For this exercise, copy out each line of the material below that includes "saqlash".

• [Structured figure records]
+++
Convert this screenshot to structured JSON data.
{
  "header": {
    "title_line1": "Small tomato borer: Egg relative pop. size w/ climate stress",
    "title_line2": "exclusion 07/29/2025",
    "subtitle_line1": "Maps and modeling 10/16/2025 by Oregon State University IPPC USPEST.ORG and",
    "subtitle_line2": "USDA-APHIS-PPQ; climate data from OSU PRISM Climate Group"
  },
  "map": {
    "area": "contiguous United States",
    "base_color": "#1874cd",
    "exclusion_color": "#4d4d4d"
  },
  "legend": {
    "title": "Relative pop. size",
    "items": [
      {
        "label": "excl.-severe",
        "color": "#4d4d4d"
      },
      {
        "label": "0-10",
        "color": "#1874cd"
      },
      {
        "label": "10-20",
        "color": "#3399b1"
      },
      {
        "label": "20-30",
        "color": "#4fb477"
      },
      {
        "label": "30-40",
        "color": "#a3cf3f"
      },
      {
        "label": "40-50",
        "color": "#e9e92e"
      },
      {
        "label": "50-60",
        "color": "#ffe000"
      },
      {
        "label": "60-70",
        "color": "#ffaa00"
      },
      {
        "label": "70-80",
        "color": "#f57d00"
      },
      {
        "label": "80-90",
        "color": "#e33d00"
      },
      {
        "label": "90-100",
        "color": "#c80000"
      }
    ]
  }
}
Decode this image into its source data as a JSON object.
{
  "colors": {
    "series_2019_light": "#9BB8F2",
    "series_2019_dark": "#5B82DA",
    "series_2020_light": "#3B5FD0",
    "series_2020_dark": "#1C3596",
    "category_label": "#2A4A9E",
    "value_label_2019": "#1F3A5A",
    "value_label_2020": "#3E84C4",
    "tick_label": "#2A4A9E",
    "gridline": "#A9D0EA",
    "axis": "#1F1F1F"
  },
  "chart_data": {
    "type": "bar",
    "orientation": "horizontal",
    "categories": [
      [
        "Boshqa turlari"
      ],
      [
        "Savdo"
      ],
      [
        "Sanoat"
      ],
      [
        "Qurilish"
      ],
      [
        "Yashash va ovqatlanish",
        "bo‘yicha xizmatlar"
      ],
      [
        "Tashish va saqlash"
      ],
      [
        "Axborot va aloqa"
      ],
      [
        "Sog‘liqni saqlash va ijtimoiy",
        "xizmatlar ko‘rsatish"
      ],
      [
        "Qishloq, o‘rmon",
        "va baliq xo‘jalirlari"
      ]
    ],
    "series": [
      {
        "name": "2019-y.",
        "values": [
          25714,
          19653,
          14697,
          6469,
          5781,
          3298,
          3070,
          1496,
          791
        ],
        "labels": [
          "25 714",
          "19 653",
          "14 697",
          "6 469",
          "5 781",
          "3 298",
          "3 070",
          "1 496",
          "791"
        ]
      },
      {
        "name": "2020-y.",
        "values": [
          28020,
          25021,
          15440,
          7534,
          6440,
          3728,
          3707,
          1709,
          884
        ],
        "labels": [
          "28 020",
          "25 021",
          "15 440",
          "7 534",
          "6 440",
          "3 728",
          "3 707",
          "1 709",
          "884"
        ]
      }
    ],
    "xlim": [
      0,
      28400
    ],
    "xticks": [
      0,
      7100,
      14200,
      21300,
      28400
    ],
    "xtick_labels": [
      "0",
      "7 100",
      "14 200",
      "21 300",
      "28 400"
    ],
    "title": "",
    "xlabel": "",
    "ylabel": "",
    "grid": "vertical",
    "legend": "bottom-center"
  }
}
+++
• [Complete output]
        "Tashish va saqlash"
        "Sog‘liqni saqlash va ijtimoiy",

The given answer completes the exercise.